» REQUIRED TASK: Your task is to copy every line of the entries that contains "HOLDINGS".

» STORED ROWS:

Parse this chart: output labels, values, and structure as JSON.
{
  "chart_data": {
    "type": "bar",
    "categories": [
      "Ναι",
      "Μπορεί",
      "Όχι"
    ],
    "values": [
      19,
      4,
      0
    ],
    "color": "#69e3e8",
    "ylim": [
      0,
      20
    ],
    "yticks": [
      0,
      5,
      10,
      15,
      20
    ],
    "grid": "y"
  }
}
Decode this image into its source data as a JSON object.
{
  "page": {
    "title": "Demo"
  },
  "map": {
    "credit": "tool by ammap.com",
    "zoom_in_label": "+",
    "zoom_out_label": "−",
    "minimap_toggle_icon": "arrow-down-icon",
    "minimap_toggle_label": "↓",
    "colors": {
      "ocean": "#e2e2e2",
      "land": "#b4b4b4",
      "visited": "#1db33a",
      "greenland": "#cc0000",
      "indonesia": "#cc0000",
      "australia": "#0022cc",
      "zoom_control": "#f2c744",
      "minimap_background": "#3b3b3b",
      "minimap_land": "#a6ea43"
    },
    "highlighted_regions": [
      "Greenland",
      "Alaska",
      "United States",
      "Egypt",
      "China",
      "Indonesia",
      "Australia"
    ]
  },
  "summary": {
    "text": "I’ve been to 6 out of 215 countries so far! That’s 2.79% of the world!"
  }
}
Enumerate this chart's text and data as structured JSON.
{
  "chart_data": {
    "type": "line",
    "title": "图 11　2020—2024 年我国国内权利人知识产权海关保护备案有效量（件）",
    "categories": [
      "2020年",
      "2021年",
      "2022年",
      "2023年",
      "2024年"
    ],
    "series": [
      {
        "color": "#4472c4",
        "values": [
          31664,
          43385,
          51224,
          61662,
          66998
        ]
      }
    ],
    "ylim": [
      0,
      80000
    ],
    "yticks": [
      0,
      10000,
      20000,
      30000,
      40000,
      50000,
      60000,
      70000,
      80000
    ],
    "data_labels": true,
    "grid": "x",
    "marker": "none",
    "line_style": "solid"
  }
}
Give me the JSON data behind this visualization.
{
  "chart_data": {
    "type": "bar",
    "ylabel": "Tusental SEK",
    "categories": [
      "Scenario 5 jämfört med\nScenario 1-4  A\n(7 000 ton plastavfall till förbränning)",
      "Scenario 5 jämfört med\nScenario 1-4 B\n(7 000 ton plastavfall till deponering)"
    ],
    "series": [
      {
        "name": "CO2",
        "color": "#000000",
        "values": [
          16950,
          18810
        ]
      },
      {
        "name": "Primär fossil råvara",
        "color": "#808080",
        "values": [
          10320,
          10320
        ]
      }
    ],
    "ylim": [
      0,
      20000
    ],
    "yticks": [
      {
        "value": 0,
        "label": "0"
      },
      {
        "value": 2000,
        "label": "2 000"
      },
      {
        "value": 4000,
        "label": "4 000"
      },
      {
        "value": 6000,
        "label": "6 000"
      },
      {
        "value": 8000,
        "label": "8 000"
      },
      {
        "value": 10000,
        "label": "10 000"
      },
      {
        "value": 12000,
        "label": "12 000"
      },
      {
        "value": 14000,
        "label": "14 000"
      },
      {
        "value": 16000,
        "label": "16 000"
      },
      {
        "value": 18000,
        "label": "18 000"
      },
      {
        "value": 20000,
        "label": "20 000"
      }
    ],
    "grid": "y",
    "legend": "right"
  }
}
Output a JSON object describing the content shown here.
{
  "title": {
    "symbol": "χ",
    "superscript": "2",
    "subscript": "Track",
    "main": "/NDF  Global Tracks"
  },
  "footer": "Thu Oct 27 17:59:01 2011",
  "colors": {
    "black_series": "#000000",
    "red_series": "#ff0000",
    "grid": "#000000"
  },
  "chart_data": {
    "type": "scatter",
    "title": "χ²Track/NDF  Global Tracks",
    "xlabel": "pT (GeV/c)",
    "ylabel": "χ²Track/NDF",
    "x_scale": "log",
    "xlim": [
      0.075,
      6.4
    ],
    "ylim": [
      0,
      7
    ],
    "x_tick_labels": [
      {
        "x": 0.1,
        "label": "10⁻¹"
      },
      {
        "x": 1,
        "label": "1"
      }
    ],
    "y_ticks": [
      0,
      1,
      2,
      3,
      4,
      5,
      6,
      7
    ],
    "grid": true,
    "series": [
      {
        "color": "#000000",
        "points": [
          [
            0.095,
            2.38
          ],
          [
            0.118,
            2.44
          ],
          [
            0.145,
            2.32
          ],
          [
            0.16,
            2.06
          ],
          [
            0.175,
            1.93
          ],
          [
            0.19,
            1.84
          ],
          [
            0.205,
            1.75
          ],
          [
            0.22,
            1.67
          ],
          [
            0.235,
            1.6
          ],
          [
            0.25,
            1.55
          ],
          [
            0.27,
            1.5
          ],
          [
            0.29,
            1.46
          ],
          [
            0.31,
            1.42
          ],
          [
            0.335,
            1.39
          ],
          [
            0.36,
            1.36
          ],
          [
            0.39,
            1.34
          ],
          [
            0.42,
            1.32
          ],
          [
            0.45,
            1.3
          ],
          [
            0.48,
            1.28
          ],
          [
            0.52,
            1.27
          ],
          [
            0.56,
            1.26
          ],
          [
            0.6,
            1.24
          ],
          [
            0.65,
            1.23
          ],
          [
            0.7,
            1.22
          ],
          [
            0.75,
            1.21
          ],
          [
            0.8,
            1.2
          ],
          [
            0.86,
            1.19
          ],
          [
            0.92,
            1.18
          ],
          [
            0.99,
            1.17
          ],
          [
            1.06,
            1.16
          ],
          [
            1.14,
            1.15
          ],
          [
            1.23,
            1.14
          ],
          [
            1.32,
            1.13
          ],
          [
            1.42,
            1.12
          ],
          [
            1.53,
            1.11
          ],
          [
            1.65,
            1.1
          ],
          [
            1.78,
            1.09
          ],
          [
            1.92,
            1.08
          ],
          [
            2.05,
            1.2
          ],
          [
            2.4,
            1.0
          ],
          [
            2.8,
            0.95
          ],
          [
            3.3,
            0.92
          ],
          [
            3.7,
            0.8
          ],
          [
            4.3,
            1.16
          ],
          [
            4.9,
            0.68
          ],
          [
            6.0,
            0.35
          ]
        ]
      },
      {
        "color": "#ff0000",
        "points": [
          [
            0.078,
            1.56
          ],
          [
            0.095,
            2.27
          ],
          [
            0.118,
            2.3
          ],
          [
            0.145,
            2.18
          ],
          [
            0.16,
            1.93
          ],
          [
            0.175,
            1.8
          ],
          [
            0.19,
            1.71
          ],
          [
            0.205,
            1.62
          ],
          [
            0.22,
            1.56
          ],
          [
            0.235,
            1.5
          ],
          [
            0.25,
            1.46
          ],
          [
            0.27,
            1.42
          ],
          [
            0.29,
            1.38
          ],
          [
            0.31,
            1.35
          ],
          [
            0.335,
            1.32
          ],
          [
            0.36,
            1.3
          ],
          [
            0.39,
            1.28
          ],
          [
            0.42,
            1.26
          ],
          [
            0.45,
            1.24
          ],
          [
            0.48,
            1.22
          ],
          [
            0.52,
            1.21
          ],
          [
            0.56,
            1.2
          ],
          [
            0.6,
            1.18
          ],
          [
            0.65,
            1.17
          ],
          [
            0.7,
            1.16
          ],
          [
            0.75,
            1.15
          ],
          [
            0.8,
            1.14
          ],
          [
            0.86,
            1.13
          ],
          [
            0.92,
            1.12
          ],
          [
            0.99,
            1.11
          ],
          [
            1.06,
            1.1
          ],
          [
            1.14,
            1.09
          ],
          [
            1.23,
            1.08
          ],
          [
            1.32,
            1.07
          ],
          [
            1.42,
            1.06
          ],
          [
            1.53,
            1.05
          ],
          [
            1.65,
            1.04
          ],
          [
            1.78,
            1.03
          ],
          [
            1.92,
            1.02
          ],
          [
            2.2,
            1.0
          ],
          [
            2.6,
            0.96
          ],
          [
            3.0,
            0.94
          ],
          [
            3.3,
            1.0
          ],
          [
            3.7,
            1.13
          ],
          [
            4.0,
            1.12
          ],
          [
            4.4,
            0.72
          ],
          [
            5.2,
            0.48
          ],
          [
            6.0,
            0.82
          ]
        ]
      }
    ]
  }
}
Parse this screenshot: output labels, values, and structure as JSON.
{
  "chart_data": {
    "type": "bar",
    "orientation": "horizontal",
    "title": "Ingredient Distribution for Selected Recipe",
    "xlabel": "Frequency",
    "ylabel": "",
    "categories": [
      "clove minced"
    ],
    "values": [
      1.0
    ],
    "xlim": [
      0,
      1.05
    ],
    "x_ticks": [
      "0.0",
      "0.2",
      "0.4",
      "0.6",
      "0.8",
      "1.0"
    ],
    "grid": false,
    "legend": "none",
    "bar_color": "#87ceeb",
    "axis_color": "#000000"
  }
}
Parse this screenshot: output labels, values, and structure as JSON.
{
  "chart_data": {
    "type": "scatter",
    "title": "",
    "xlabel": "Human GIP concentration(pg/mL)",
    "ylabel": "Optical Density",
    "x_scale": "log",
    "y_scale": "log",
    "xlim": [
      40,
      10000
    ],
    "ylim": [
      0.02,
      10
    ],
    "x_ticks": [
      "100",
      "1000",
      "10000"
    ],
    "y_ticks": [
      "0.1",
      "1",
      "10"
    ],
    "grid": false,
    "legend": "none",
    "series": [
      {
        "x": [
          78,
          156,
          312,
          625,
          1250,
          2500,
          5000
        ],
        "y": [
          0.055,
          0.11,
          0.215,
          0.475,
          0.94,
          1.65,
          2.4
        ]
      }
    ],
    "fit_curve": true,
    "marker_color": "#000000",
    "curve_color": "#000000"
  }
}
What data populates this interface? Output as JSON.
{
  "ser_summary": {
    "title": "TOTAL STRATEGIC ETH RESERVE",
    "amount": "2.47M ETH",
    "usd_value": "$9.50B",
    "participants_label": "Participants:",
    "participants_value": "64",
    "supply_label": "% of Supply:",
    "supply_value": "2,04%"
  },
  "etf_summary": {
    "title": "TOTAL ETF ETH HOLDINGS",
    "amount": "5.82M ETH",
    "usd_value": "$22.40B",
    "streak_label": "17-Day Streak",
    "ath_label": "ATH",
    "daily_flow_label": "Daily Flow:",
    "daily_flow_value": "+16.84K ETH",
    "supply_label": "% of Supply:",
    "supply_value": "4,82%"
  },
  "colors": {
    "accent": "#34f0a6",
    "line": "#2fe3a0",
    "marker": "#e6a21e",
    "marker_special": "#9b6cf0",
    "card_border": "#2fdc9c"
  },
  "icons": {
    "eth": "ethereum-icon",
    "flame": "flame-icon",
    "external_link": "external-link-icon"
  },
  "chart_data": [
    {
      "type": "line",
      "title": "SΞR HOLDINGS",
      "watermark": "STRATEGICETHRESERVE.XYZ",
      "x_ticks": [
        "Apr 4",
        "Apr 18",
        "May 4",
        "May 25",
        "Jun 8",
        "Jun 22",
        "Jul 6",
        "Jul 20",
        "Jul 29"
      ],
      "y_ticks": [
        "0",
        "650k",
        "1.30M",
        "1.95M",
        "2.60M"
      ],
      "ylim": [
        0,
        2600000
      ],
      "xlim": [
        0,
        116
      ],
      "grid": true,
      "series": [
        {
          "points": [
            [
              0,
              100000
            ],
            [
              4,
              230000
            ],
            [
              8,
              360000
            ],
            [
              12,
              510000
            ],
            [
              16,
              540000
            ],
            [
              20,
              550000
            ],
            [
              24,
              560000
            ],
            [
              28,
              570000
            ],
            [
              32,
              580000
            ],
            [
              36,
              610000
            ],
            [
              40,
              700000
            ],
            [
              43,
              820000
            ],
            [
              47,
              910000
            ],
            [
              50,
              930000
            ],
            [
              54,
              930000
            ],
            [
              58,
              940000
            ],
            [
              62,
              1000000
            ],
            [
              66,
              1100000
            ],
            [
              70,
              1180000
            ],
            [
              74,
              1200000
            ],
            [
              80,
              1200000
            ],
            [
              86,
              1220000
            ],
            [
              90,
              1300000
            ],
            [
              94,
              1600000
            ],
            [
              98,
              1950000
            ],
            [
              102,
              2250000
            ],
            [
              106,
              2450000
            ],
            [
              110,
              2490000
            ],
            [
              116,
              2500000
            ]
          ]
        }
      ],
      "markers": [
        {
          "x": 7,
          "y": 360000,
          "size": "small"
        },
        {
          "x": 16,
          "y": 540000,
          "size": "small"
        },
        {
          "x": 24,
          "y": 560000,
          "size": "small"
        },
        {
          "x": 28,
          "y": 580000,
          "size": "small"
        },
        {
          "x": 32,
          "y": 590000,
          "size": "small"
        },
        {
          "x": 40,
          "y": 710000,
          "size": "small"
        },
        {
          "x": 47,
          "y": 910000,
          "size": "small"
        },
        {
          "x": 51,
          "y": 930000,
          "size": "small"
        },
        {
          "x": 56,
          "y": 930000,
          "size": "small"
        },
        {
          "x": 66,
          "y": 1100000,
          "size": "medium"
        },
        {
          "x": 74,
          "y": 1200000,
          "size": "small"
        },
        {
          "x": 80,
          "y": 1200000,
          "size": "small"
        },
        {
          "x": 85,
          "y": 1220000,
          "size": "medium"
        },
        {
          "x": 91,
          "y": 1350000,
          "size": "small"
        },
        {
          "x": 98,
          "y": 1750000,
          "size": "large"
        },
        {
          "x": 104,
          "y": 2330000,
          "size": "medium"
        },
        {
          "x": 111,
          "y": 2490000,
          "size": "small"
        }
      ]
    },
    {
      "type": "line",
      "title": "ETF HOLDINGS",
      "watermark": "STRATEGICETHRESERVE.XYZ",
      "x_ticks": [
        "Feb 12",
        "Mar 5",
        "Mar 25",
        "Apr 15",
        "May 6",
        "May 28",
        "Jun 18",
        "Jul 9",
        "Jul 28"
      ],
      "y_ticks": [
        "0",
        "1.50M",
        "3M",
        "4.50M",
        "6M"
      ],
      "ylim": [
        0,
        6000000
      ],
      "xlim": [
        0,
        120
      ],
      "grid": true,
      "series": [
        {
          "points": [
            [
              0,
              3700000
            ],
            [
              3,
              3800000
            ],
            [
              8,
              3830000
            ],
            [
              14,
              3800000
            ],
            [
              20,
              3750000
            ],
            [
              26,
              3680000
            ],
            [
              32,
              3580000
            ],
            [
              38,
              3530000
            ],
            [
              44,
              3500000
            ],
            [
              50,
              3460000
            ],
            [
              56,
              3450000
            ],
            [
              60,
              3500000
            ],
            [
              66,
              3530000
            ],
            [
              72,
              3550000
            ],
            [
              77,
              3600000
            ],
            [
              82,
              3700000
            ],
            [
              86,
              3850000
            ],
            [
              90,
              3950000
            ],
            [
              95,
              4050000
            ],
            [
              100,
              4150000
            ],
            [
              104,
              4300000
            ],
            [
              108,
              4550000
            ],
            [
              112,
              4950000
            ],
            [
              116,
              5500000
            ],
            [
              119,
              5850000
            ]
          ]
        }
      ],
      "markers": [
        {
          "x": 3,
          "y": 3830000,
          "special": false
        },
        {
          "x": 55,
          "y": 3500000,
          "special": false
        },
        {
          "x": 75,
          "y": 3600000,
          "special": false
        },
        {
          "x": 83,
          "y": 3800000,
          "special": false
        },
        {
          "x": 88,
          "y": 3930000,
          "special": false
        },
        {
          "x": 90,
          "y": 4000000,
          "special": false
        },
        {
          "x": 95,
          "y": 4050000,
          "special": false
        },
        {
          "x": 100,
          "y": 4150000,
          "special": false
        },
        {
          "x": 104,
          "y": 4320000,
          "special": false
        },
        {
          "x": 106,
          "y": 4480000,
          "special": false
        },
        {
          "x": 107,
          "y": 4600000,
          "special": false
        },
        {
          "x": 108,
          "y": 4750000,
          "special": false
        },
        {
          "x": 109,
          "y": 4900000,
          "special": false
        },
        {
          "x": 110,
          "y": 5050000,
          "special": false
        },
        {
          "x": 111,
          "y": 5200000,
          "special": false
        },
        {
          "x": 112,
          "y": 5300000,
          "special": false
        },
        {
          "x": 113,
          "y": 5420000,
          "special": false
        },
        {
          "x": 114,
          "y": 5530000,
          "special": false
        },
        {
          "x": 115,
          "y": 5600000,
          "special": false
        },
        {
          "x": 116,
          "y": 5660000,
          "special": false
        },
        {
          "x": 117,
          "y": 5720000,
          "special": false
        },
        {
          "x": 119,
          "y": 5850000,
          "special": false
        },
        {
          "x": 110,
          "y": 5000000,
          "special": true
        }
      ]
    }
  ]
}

» THE COMPLETED TASK:
    "title": "TOTAL ETF ETH HOLDINGS",
      "title": "SΞR HOLDINGS",
      "title": "ETF HOLDINGS",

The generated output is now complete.